• [Exercise description] Only the lines from the one containing "Extract the structured data from this chart" through the end of the entries should be returned, exactly as they are, with the pictures omitted.

(Data entries)

■ ■ ■ ■ ■ ■ ■

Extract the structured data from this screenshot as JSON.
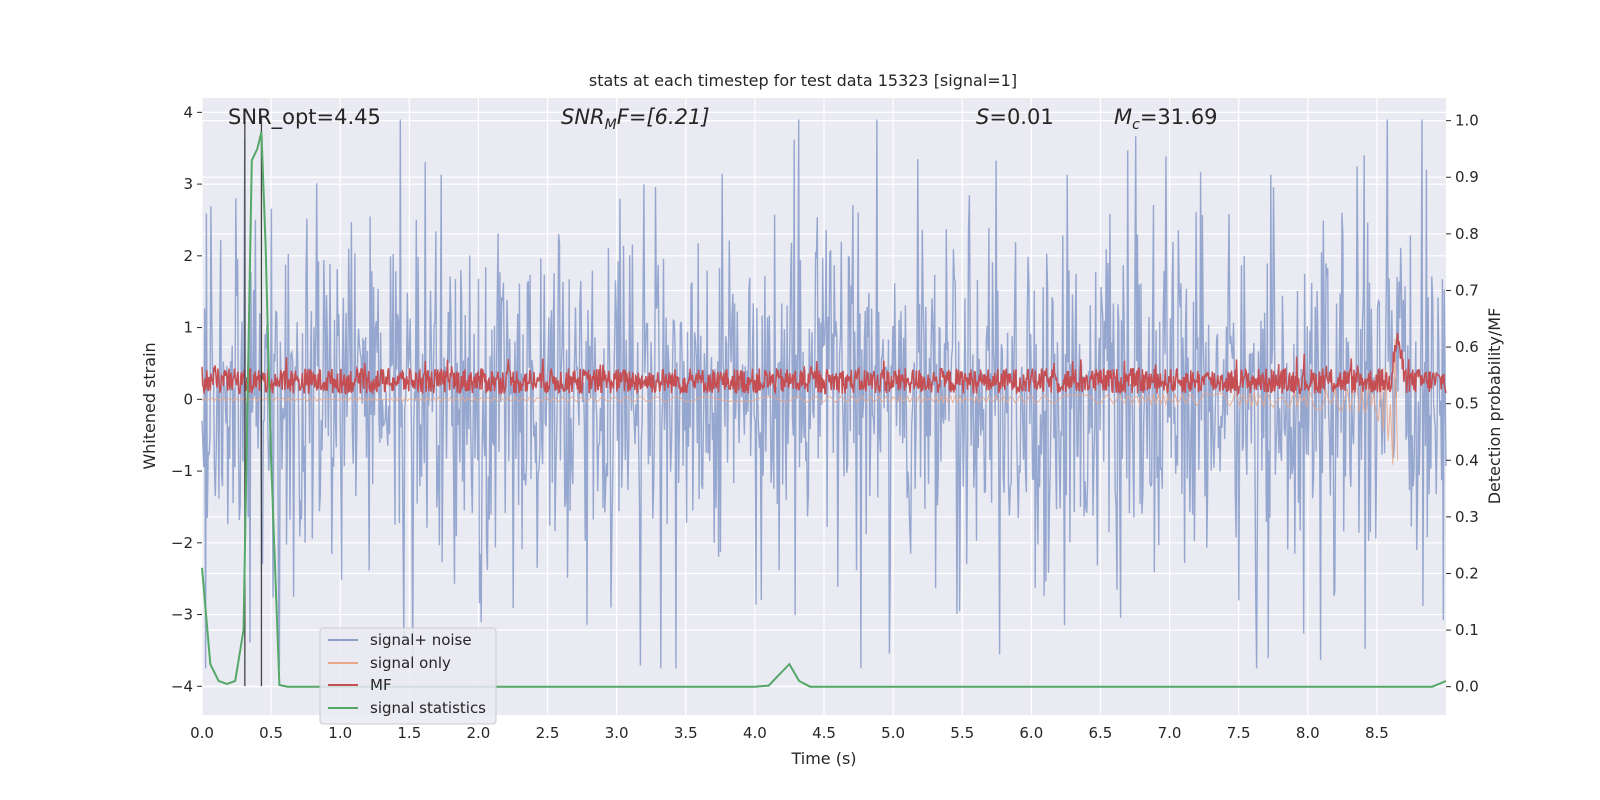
{
  "chart_data": {
    "type": "line",
    "title": "stats at each timestep for test data 15323 [signal=1]",
    "xlabel": "Time (s)",
    "ylabel_left": "Whitened strain",
    "ylabel_right": "Detection probability/MF",
    "xlim": [
      0.0,
      9.0
    ],
    "ylim_left": [
      -4.4,
      4.2
    ],
    "ylim_right": [
      -0.05,
      1.04
    ],
    "x_ticks": [
      "0.0",
      "0.5",
      "1.0",
      "1.5",
      "2.0",
      "2.5",
      "3.0",
      "3.5",
      "4.0",
      "4.5",
      "5.0",
      "5.5",
      "6.0",
      "6.5",
      "7.0",
      "7.5",
      "8.0",
      "8.5"
    ],
    "y_left_ticks": [
      "4",
      "3",
      "2",
      "1",
      "0",
      "−1",
      "−2",
      "−3",
      "−4"
    ],
    "y_right_ticks": [
      "1.0",
      "0.9",
      "0.8",
      "0.7",
      "0.6",
      "0.5",
      "0.4",
      "0.3",
      "0.2",
      "0.1",
      "0.0"
    ],
    "annotations": {
      "snr_opt": "SNR_opt=4.45",
      "snr_mf_sym": "SNR",
      "snr_mf_sub": "M",
      "snr_mf_rest": "F=[6.21]",
      "s_sym": "S",
      "s_rest": "=0.01",
      "mc_sym": "M",
      "mc_sub": "c",
      "mc_rest": "=31.69"
    },
    "vertical_lines_x": [
      0.31,
      0.43
    ],
    "grid": true,
    "legend_location": "lower-left",
    "series": [
      {
        "name": "signal+ noise",
        "axis": "left",
        "color": "#8da0cb",
        "description": "whitened noisy strain, roughly within -3.7 to 3.9"
      },
      {
        "name": "signal only",
        "axis": "left",
        "color": "#e8a68a",
        "chirp_end_time": 8.65,
        "peak_amplitude": 1.0
      },
      {
        "name": "MF",
        "axis": "right",
        "color": "#c44e52",
        "baseline": 0.54,
        "spike_time": 8.65,
        "spike_value": 0.64
      },
      {
        "name": "signal statistics",
        "axis": "right",
        "color": "#55a868",
        "x": [
          0.0,
          0.06,
          0.12,
          0.18,
          0.24,
          0.3,
          0.36,
          0.4,
          0.43,
          0.46,
          0.5,
          0.56,
          0.62,
          4.0,
          4.1,
          4.17,
          4.25,
          4.32,
          4.4,
          8.9,
          9.0
        ],
        "values": [
          0.21,
          0.04,
          0.01,
          0.005,
          0.01,
          0.1,
          0.93,
          0.95,
          0.98,
          0.78,
          0.4,
          0.003,
          0.0,
          0.0,
          0.002,
          0.02,
          0.04,
          0.01,
          0.0,
          0.0,
          0.01
        ]
      }
    ]
  }
}
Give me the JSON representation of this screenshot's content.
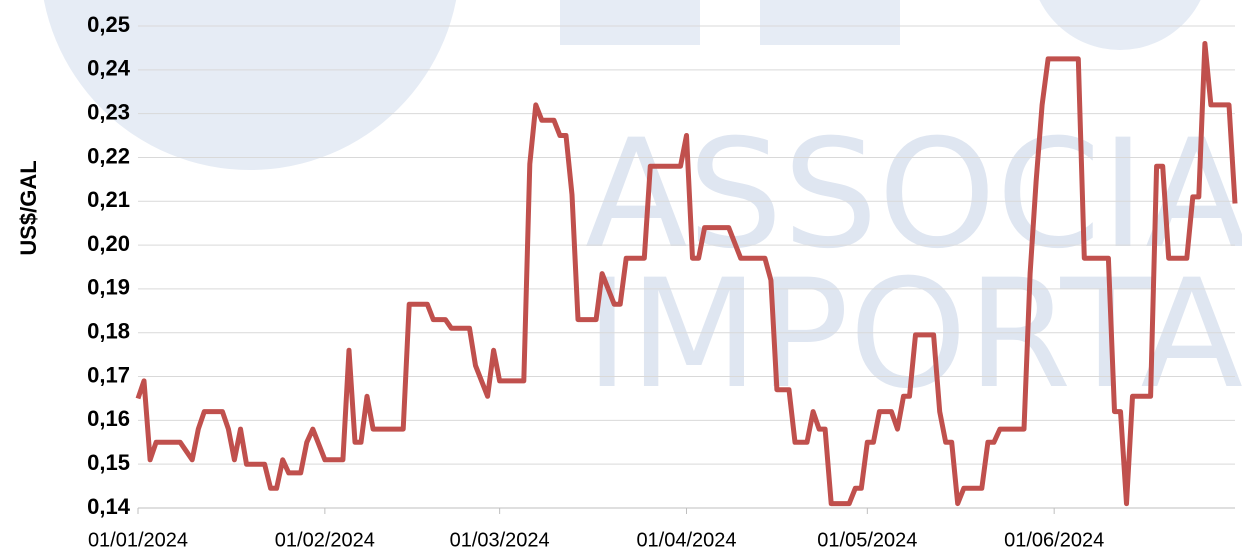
{
  "chart_data": {
    "type": "line",
    "watermark": [
      "ASSOCIAÇÃO",
      "IMPORTADO"
    ],
    "y_label": "US$/GAL",
    "x": [
      "2024-01-01",
      "2024-01-02",
      "2024-01-03",
      "2024-01-04",
      "2024-01-08",
      "2024-01-10",
      "2024-01-11",
      "2024-01-12",
      "2024-01-15",
      "2024-01-16",
      "2024-01-17",
      "2024-01-18",
      "2024-01-19",
      "2024-01-22",
      "2024-01-23",
      "2024-01-24",
      "2024-01-25",
      "2024-01-26",
      "2024-01-28",
      "2024-01-29",
      "2024-01-30",
      "2024-02-01",
      "2024-02-04",
      "2024-02-05",
      "2024-02-06",
      "2024-02-07",
      "2024-02-08",
      "2024-02-09",
      "2024-02-14",
      "2024-02-15",
      "2024-02-18",
      "2024-02-19",
      "2024-02-21",
      "2024-02-22",
      "2024-02-25",
      "2024-02-26",
      "2024-02-28",
      "2024-02-29",
      "2024-03-01",
      "2024-03-05",
      "2024-03-06",
      "2024-03-07",
      "2024-03-08",
      "2024-03-10",
      "2024-03-11",
      "2024-03-12",
      "2024-03-13",
      "2024-03-14",
      "2024-03-17",
      "2024-03-18",
      "2024-03-20",
      "2024-03-21",
      "2024-03-22",
      "2024-03-25",
      "2024-03-26",
      "2024-03-31",
      "2024-04-01",
      "2024-04-02",
      "2024-04-03",
      "2024-04-04",
      "2024-04-08",
      "2024-04-10",
      "2024-04-14",
      "2024-04-15",
      "2024-04-16",
      "2024-04-18",
      "2024-04-19",
      "2024-04-21",
      "2024-04-22",
      "2024-04-23",
      "2024-04-24",
      "2024-04-25",
      "2024-04-28",
      "2024-04-29",
      "2024-04-30",
      "2024-05-01",
      "2024-05-02",
      "2024-05-03",
      "2024-05-05",
      "2024-05-06",
      "2024-05-07",
      "2024-05-08",
      "2024-05-09",
      "2024-05-12",
      "2024-05-13",
      "2024-05-14",
      "2024-05-15",
      "2024-05-16",
      "2024-05-17",
      "2024-05-20",
      "2024-05-21",
      "2024-05-22",
      "2024-05-23",
      "2024-05-27",
      "2024-05-28",
      "2024-05-29",
      "2024-05-30",
      "2024-05-31",
      "2024-06-05",
      "2024-06-06",
      "2024-06-10",
      "2024-06-11",
      "2024-06-12",
      "2024-06-13",
      "2024-06-14",
      "2024-06-17",
      "2024-06-18",
      "2024-06-19",
      "2024-06-20",
      "2024-06-23",
      "2024-06-24",
      "2024-06-25",
      "2024-06-26",
      "2024-06-27",
      "2024-06-30",
      "2024-07-01"
    ],
    "series": [
      {
        "color": "#c0504d",
        "values": [
          0.165,
          0.169,
          0.151,
          0.155,
          0.155,
          0.151,
          0.158,
          0.162,
          0.162,
          0.158,
          0.151,
          0.158,
          0.15,
          0.15,
          0.1445,
          0.1445,
          0.151,
          0.148,
          0.148,
          0.155,
          0.158,
          0.151,
          0.151,
          0.176,
          0.155,
          0.155,
          0.1655,
          0.158,
          0.158,
          0.1865,
          0.1865,
          0.183,
          0.183,
          0.181,
          0.181,
          0.1725,
          0.1655,
          0.176,
          0.169,
          0.169,
          0.2185,
          0.232,
          0.2285,
          0.2285,
          0.225,
          0.225,
          0.2115,
          0.183,
          0.183,
          0.1935,
          0.1865,
          0.1865,
          0.197,
          0.197,
          0.218,
          0.218,
          0.225,
          0.197,
          0.197,
          0.204,
          0.204,
          0.197,
          0.197,
          0.192,
          0.167,
          0.167,
          0.155,
          0.155,
          0.162,
          0.158,
          0.158,
          0.141,
          0.141,
          0.1445,
          0.1445,
          0.155,
          0.155,
          0.162,
          0.162,
          0.158,
          0.1655,
          0.1655,
          0.1795,
          0.1795,
          0.162,
          0.155,
          0.155,
          0.141,
          0.1445,
          0.1445,
          0.155,
          0.155,
          0.158,
          0.158,
          0.1935,
          0.2145,
          0.232,
          0.2425,
          0.2425,
          0.197,
          0.197,
          0.162,
          0.162,
          0.141,
          0.1655,
          0.1655,
          0.218,
          0.218,
          0.197,
          0.197,
          0.211,
          0.211,
          0.246,
          0.232,
          0.232,
          0.2095
        ]
      }
    ],
    "xlim": [
      "2024-01-01",
      "2024-07-01"
    ],
    "xticks": [
      {
        "value": "2024-01-01",
        "label": "01/01/2024"
      },
      {
        "value": "2024-02-01",
        "label": "01/02/2024"
      },
      {
        "value": "2024-03-01",
        "label": "01/03/2024"
      },
      {
        "value": "2024-04-01",
        "label": "01/04/2024"
      },
      {
        "value": "2024-05-01",
        "label": "01/05/2024"
      },
      {
        "value": "2024-06-01",
        "label": "01/06/2024"
      }
    ],
    "ylim": [
      0.14,
      0.25
    ],
    "yticks": [
      {
        "value": 0.14,
        "label": "0,14"
      },
      {
        "value": 0.15,
        "label": "0,15"
      },
      {
        "value": 0.16,
        "label": "0,16"
      },
      {
        "value": 0.17,
        "label": "0,17"
      },
      {
        "value": 0.18,
        "label": "0,18"
      },
      {
        "value": 0.19,
        "label": "0,19"
      },
      {
        "value": 0.2,
        "label": "0,20"
      },
      {
        "value": 0.21,
        "label": "0,21"
      },
      {
        "value": 0.22,
        "label": "0,22"
      },
      {
        "value": 0.23,
        "label": "0,23"
      },
      {
        "value": 0.24,
        "label": "0,24"
      },
      {
        "value": 0.25,
        "label": "0,25"
      }
    ],
    "grid": true
  }
}
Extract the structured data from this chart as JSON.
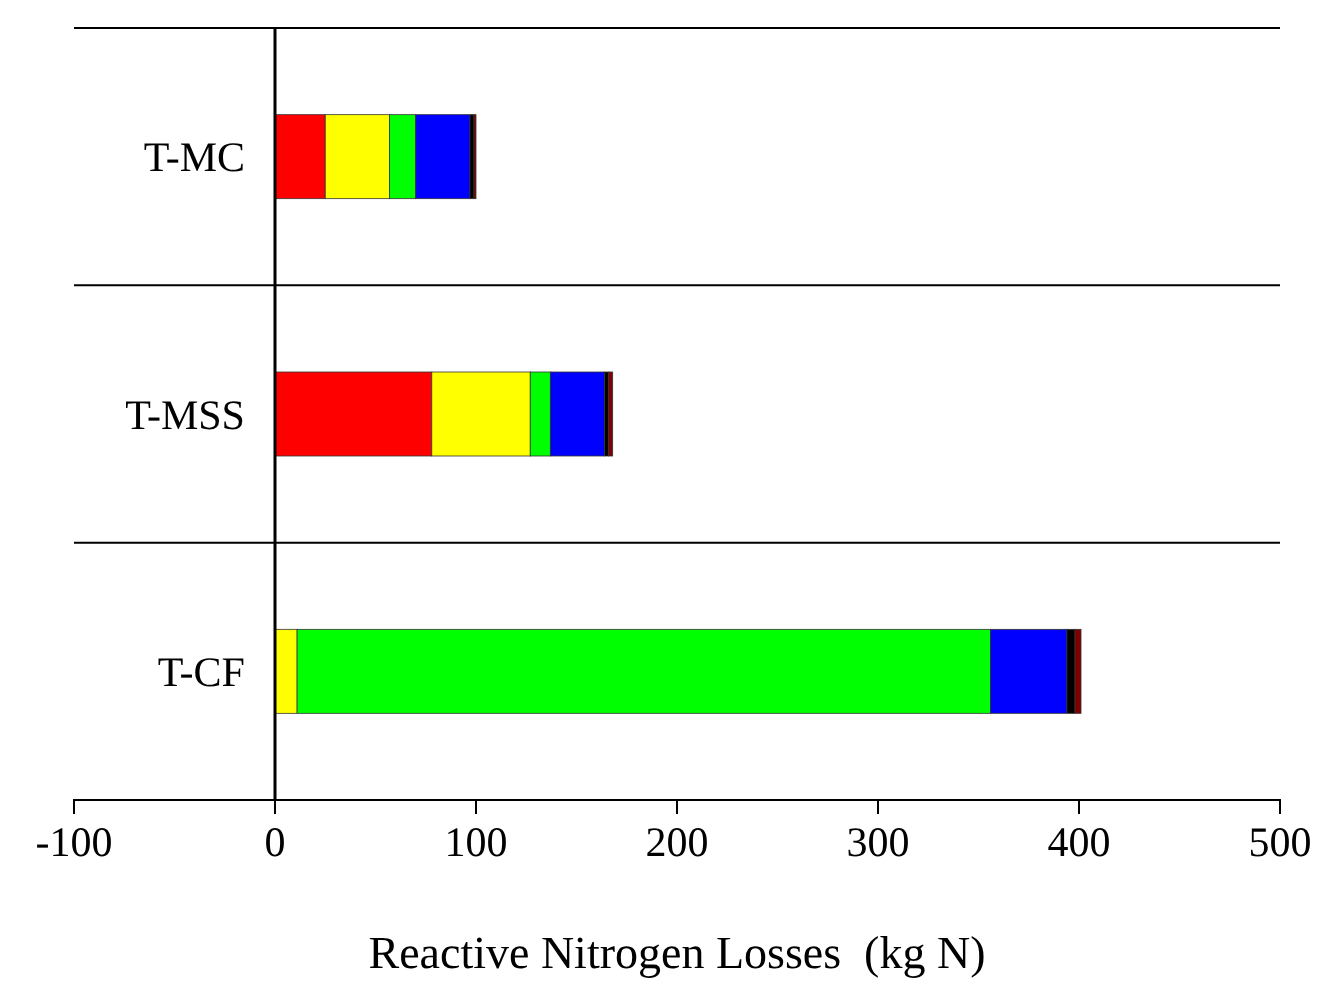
{
  "chart_data": {
    "type": "bar",
    "orientation": "horizontal",
    "stacked": true,
    "xlabel": "Reactive Nitrogen Losses  (kg N)",
    "categories": [
      "T-MC",
      "T-MSS",
      "T-CF"
    ],
    "xlim": [
      -100,
      500
    ],
    "xticks": [
      -100,
      0,
      100,
      200,
      300,
      400,
      500
    ],
    "grid": "y",
    "series": [
      {
        "color": "#ff0000",
        "values": [
          25,
          78,
          0
        ]
      },
      {
        "color": "#ffff00",
        "values": [
          32,
          49,
          11
        ]
      },
      {
        "color": "#00ff00",
        "values": [
          13,
          10,
          345
        ]
      },
      {
        "color": "#0000ff",
        "values": [
          27,
          27,
          38
        ]
      },
      {
        "color": "#000000",
        "values": [
          2,
          2,
          4
        ]
      },
      {
        "color": "#800000",
        "values": [
          1,
          2,
          3
        ]
      }
    ]
  }
}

■ ■ ■ ■ ■ ■ ■

• [Answer to the problem]
Extract the structured data from this chart as JSON.
{
  "chart_data": {
    "type": "bar",
    "orientation": "horizontal",
    "stacked": true,
    "xlabel": "Reactive Nitrogen Losses  (kg N)",
    "categories": [
      "T-MC",
      "T-MSS",
      "T-CF"
    ],
    "xlim": [
      -100,
      500
    ],
    "xticks": [
      -100,
      0,
      100,
      200,
      300,
      400,
      500
    ],
    "grid": "y",
    "series": [
      {
        "color": "#ff0000",
        "values": [
          25,
          78,
          0
        ]
      },
      {
        "color": "#ffff00",
        "values": [
          32,
          49,
          11
        ]
      },
      {
        "color": "#00ff00",
        "values": [
          13,
          10,
          345
        ]
      },
      {
        "color": "#0000ff",
        "values": [
          27,
          27,
          38
        ]
      },
      {
        "color": "#000000",
        "values": [
          2,
          2,
          4
        ]
      },
      {
        "color": "#800000",
        "values": [
          1,
          2,
          3
        ]
      }
    ]
  }
}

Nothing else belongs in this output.